- _Objective_
Repeat the records below verbatim, leaving the pictures out of your answer.

--

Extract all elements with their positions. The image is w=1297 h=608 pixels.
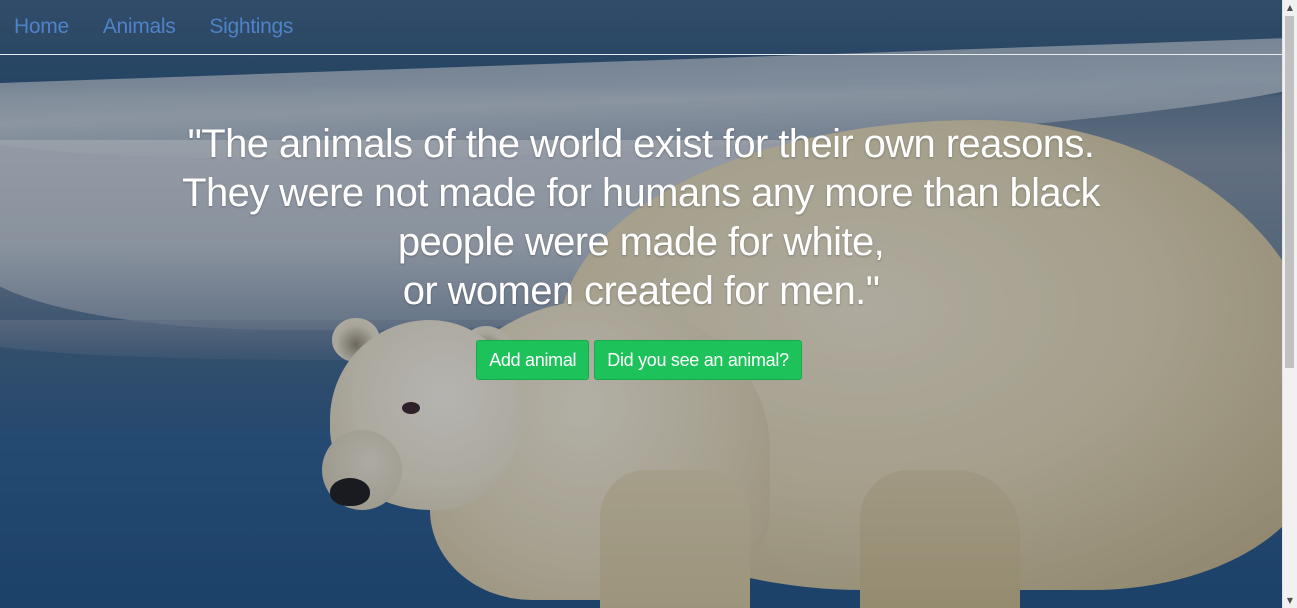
quote-line: They were not made for humans any more t… [182,171,1100,215]
add-animal-button[interactable]: Add animal [476,340,590,380]
report-sighting-button[interactable]: Did you see an animal? [594,340,802,380]
hero-section: "The animals of the world exist for thei… [0,120,1282,380]
arrow-up-icon[interactable]: ▲ [1283,0,1297,15]
nav-sightings-link[interactable]: Sightings [209,15,293,39]
quote-line: or women created for men." [402,269,880,313]
scrollbar-thumb[interactable] [1285,16,1294,368]
vertical-scrollbar[interactable]: ▲ ▼ [1282,0,1297,608]
quote-line: people were made for white, [397,220,885,264]
top-navbar: Home Animals Sightings [0,0,1282,55]
nav-home-link[interactable]: Home [14,15,69,39]
hero-actions: Add animal Did you see an animal? [0,340,1280,380]
quote-line: "The animals of the world exist for thei… [187,122,1095,166]
hero-quote: "The animals of the world exist for thei… [171,120,1111,316]
nav-animals-link[interactable]: Animals [103,15,176,39]
page-viewport: Home Animals Sightings "The animals of t… [0,0,1282,608]
arrow-down-icon[interactable]: ▼ [1283,593,1297,608]
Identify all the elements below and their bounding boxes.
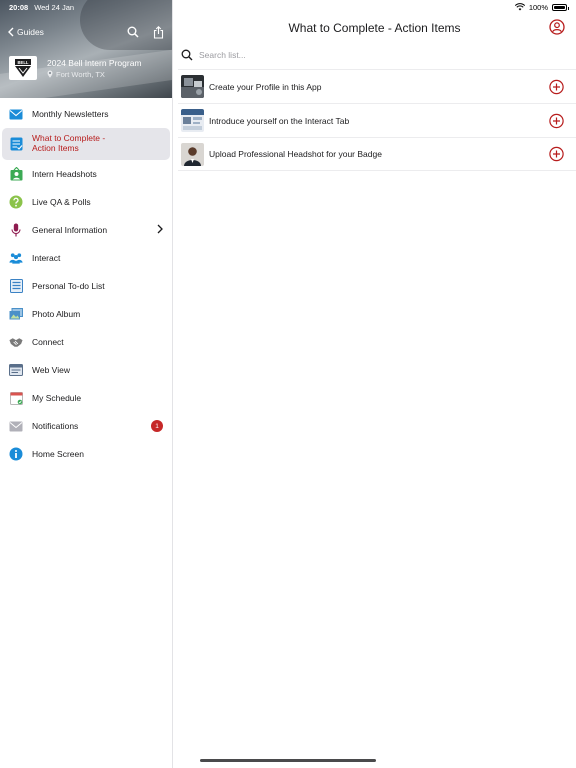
- action-items-list: Create your Profile in this App Introduce…: [178, 69, 576, 171]
- chevron-left-icon: [8, 27, 14, 37]
- photo-icon: [9, 307, 23, 321]
- sidebar-item-label: General Information: [32, 225, 108, 235]
- status-bar: 20:08 Wed 24 Jan 100%: [0, 0, 576, 14]
- title-bar: What to Complete - Action Items: [173, 14, 576, 42]
- sidebar-item-label: Personal To-do List: [32, 281, 105, 291]
- sidebar: Guides BELL 2024 Bell Intern Program For…: [0, 0, 173, 768]
- search-input[interactable]: [199, 50, 399, 60]
- sidebar-item-label: Intern Headshots: [32, 169, 97, 179]
- headshot-photo-thumb: [181, 142, 204, 166]
- interact-screenshot-thumb: [181, 109, 204, 132]
- main-panel: What to Complete - Action Items Create y…: [173, 0, 576, 768]
- sidebar-item-label: My Schedule: [32, 393, 82, 403]
- status-date: Wed 24 Jan: [34, 2, 75, 12]
- sidebar-item-label: Monthly Newsletters: [32, 109, 109, 119]
- sidebar-item-notifications[interactable]: Notifications 1: [0, 412, 172, 440]
- sidebar-topbar: Guides: [0, 20, 172, 44]
- sidebar-item-connect[interactable]: Connect: [0, 328, 172, 356]
- sidebar-item-label: What to Complete - Action Items: [32, 133, 106, 153]
- chevron-right-icon: [157, 224, 163, 236]
- sidebar-item-live-qa-polls[interactable]: Live QA & Polls: [0, 188, 172, 216]
- event-logo-text: BELL: [18, 60, 29, 65]
- add-circle-icon[interactable]: [549, 113, 564, 128]
- back-button[interactable]: Guides: [8, 27, 44, 37]
- list-item-label: Introduce yourself on the Interact Tab: [209, 115, 350, 126]
- list-item-label: Upload Professional Headshot for your Ba…: [209, 149, 382, 159]
- question-icon: [9, 195, 23, 209]
- sidebar-menu: Monthly Newsletters What to Complete - Ac…: [0, 98, 172, 468]
- sidebar-item-what-to-complete-action-items[interactable]: What to Complete - Action Items: [2, 128, 170, 160]
- sidebar-item-label: Connect: [32, 337, 64, 347]
- battery-icon: [552, 3, 569, 11]
- browser-icon: [9, 363, 23, 377]
- sidebar-item-label: Live QA & Polls: [32, 197, 91, 207]
- checklist-icon: [9, 137, 23, 151]
- people-icon: [9, 251, 23, 265]
- app-screenshot-thumb: [181, 75, 204, 98]
- app-window: 20:08 Wed 24 Jan 100% Guides BELL 2024 B…: [0, 0, 576, 768]
- event-name: 2024 Bell Intern Program: [47, 57, 142, 68]
- share-icon[interactable]: [153, 25, 164, 39]
- envelope-icon: [9, 107, 23, 121]
- handshake-icon: [9, 335, 23, 349]
- sidebar-item-intern-headshots[interactable]: Intern Headshots: [0, 160, 172, 188]
- wifi-icon: [514, 3, 525, 11]
- sidebar-item-home-screen[interactable]: Home Screen: [0, 440, 172, 468]
- sidebar-item-my-schedule[interactable]: My Schedule: [0, 384, 172, 412]
- notification-badge: 1: [151, 420, 163, 432]
- event-location-text: Fort Worth, TX: [56, 69, 105, 79]
- search-icon[interactable]: [127, 26, 139, 38]
- event-info: BELL 2024 Bell Intern Program Fort Worth…: [9, 56, 166, 80]
- sidebar-item-monthly-newsletters[interactable]: Monthly Newsletters: [0, 100, 172, 128]
- calendar-icon: [9, 391, 23, 405]
- status-right: 100%: [514, 2, 569, 12]
- status-time: 20:08: [9, 2, 29, 12]
- mail-icon: [9, 419, 23, 433]
- home-indicator: [200, 759, 376, 762]
- sidebar-item-label: Web View: [32, 365, 70, 375]
- sidebar-item-label: Home Screen: [32, 449, 84, 459]
- sidebar-item-label: Interact: [32, 253, 61, 263]
- microphone-icon: [9, 223, 23, 237]
- list-item[interactable]: Introduce yourself on the Interact Tab: [178, 103, 576, 137]
- sidebar-item-general-information[interactable]: General Information: [0, 216, 172, 244]
- event-logo: BELL: [9, 56, 37, 80]
- event-location: Fort Worth, TX: [47, 70, 142, 79]
- headshot-icon: [9, 167, 23, 181]
- sidebar-item-label: Notifications: [32, 421, 79, 431]
- location-pin-icon: [47, 70, 53, 78]
- sidebar-item-label: Photo Album: [32, 309, 81, 319]
- back-label: Guides: [17, 27, 44, 37]
- info-icon: [9, 447, 23, 461]
- search-bar: [181, 46, 568, 64]
- list-item[interactable]: Create your Profile in this App: [178, 69, 576, 103]
- add-circle-icon[interactable]: [549, 146, 564, 162]
- sidebar-item-interact[interactable]: Interact: [0, 244, 172, 272]
- sidebar-item-web-view[interactable]: Web View: [0, 356, 172, 384]
- profile-icon[interactable]: [549, 19, 565, 35]
- list-item[interactable]: Upload Professional Headshot for your Ba…: [178, 137, 576, 171]
- page-title: What to Complete - Action Items: [288, 21, 461, 35]
- sidebar-item-photo-album[interactable]: Photo Album: [0, 300, 172, 328]
- list-item-label: Create your Profile in this App: [209, 81, 322, 92]
- add-circle-icon[interactable]: [549, 79, 564, 94]
- event-header: Guides BELL 2024 Bell Intern Program For…: [0, 0, 172, 98]
- todo-list-icon: [9, 279, 23, 293]
- sidebar-item-personal-to-do-list[interactable]: Personal To-do List: [0, 272, 172, 300]
- battery-percent: 100%: [528, 2, 548, 12]
- search-icon: [181, 49, 193, 61]
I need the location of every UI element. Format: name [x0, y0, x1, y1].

--

- _The answer_
Extract all elements with their positions. The image is w=1297 h=608 pixels.
quote-line: They were not made for humans any more t… [182,171,1100,215]
add-animal-button[interactable]: Add animal [476,340,590,380]
report-sighting-button[interactable]: Did you see an animal? [594,340,802,380]
hero-section: "The animals of the world exist for thei… [0,120,1282,380]
arrow-up-icon[interactable]: ▲ [1283,0,1297,15]
nav-sightings-link[interactable]: Sightings [209,15,293,39]
quote-line: or women created for men." [402,269,880,313]
scrollbar-thumb[interactable] [1285,16,1294,368]
vertical-scrollbar[interactable]: ▲ ▼ [1282,0,1297,608]
quote-line: people were made for white, [397,220,885,264]
top-navbar: Home Animals Sightings [0,0,1282,55]
nav-home-link[interactable]: Home [14,15,69,39]
hero-actions: Add animal Did you see an animal? [0,340,1280,380]
quote-line: "The animals of the world exist for thei… [187,122,1095,166]
hero-quote: "The animals of the world exist for thei… [171,120,1111,316]
nav-animals-link[interactable]: Animals [103,15,176,39]
page-viewport: Home Animals Sightings "The animals of t… [0,0,1282,608]
arrow-down-icon[interactable]: ▼ [1283,593,1297,608]
Identify all the elements below and their bounding boxes.
- action-items-list: Create your Profile in this App Introduce…: [178, 69, 576, 171]
- chevron-left-icon: [8, 27, 14, 37]
- photo-icon: [9, 307, 23, 321]
- sidebar-item-label: General Information: [32, 225, 108, 235]
- status-bar: 20:08 Wed 24 Jan 100%: [0, 0, 576, 14]
- title-bar: What to Complete - Action Items: [173, 14, 576, 42]
- sidebar-item-label: Personal To-do List: [32, 281, 105, 291]
- sidebar: Guides BELL 2024 Bell Intern Program For…: [0, 0, 173, 768]
- search-input[interactable]: [199, 50, 399, 60]
- sidebar-item-label: Intern Headshots: [32, 169, 97, 179]
- headshot-photo-thumb: [181, 142, 204, 166]
- interact-screenshot-thumb: [181, 109, 204, 132]
- main-panel: What to Complete - Action Items Create y…: [173, 0, 576, 768]
- sidebar-item-label: My Schedule: [32, 393, 82, 403]
- status-date: Wed 24 Jan: [34, 2, 75, 12]
- sidebar-item-label: Monthly Newsletters: [32, 109, 109, 119]
- sidebar-item-notifications[interactable]: Notifications 1: [0, 412, 172, 440]
- sidebar-topbar: Guides: [0, 20, 172, 44]
- sidebar-item-connect[interactable]: Connect: [0, 328, 172, 356]
- sidebar-item-label: What to Complete - Action Items: [32, 133, 106, 153]
- chevron-right-icon: [157, 224, 163, 236]
- sidebar-item-live-qa-polls[interactable]: Live QA & Polls: [0, 188, 172, 216]
- event-logo-text: BELL: [18, 60, 29, 65]
- add-circle-icon[interactable]: [549, 113, 564, 128]
- back-button[interactable]: Guides: [8, 27, 44, 37]
- list-item-label: Introduce yourself on the Interact Tab: [209, 115, 350, 126]
- list-item-label: Upload Professional Headshot for your Ba…: [209, 149, 382, 159]
- question-icon: [9, 195, 23, 209]
- sidebar-menu: Monthly Newsletters What to Complete - Ac…: [0, 98, 172, 468]
- sidebar-item-what-to-complete-action-items[interactable]: What to Complete - Action Items: [2, 128, 170, 160]
- sidebar-item-label: Connect: [32, 337, 64, 347]
- battery-icon: [552, 3, 569, 11]
- browser-icon: [9, 363, 23, 377]
- sidebar-item-label: Live QA & Polls: [32, 197, 91, 207]
- checklist-icon: [9, 137, 23, 151]
- people-icon: [9, 251, 23, 265]
- app-screenshot-thumb: [181, 75, 204, 98]
- app-window: 20:08 Wed 24 Jan 100% Guides BELL 2024 B…: [0, 0, 576, 768]
- event-name: 2024 Bell Intern Program: [47, 57, 142, 68]
- share-icon[interactable]: [153, 25, 164, 39]
- envelope-icon: [9, 107, 23, 121]
- handshake-icon: [9, 335, 23, 349]
- sidebar-item-intern-headshots[interactable]: Intern Headshots: [0, 160, 172, 188]
- wifi-icon: [514, 3, 525, 11]
- sidebar-item-home-screen[interactable]: Home Screen: [0, 440, 172, 468]
- sidebar-item-my-schedule[interactable]: My Schedule: [0, 384, 172, 412]
- notification-badge: 1: [151, 420, 163, 432]
- event-location-text: Fort Worth, TX: [56, 69, 105, 79]
- search-icon[interactable]: [127, 26, 139, 38]
- event-info: BELL 2024 Bell Intern Program Fort Worth…: [9, 56, 166, 80]
- sidebar-item-monthly-newsletters[interactable]: Monthly Newsletters: [0, 100, 172, 128]
- calendar-icon: [9, 391, 23, 405]
- status-right: 100%: [514, 2, 569, 12]
- status-time: 20:08: [9, 2, 29, 12]
- mail-icon: [9, 419, 23, 433]
- home-indicator: [200, 759, 376, 762]
- sidebar-item-label: Web View: [32, 365, 70, 375]
- sidebar-item-label: Home Screen: [32, 449, 84, 459]
- sidebar-item-label: Interact: [32, 253, 61, 263]
- microphone-icon: [9, 223, 23, 237]
- list-item[interactable]: Introduce yourself on the Interact Tab: [178, 103, 576, 137]
- sidebar-item-general-information[interactable]: General Information: [0, 216, 172, 244]
- event-logo: BELL: [9, 56, 37, 80]
- event-location: Fort Worth, TX: [47, 70, 142, 79]
- headshot-icon: [9, 167, 23, 181]
- sidebar-item-label: Notifications: [32, 421, 79, 431]
- location-pin-icon: [47, 70, 53, 78]
- sidebar-item-label: Photo Album: [32, 309, 81, 319]
- back-label: Guides: [17, 27, 44, 37]
- info-icon: [9, 447, 23, 461]
- search-bar: [181, 46, 568, 64]
- list-item[interactable]: Create your Profile in this App: [178, 69, 576, 103]
- add-circle-icon[interactable]: [549, 146, 564, 162]
- sidebar-item-interact[interactable]: Interact: [0, 244, 172, 272]
- sidebar-item-web-view[interactable]: Web View: [0, 356, 172, 384]
- profile-icon[interactable]: [549, 19, 565, 35]
- list-item[interactable]: Upload Professional Headshot for your Ba…: [178, 137, 576, 171]
- page-title: What to Complete - Action Items: [288, 21, 461, 35]
- sidebar-item-photo-album[interactable]: Photo Album: [0, 300, 172, 328]
- list-item-label: Create your Profile in this App: [209, 81, 322, 92]
- add-circle-icon[interactable]: [549, 79, 564, 94]
- event-header: Guides BELL 2024 Bell Intern Program For…: [0, 0, 172, 98]
- todo-list-icon: [9, 279, 23, 293]
- sidebar-item-personal-to-do-list[interactable]: Personal To-do List: [0, 272, 172, 300]
- battery-percent: 100%: [528, 2, 548, 12]
- search-icon: [181, 49, 193, 61]
I need the location of every UI element. Format: name [x0, y0, x1, y1].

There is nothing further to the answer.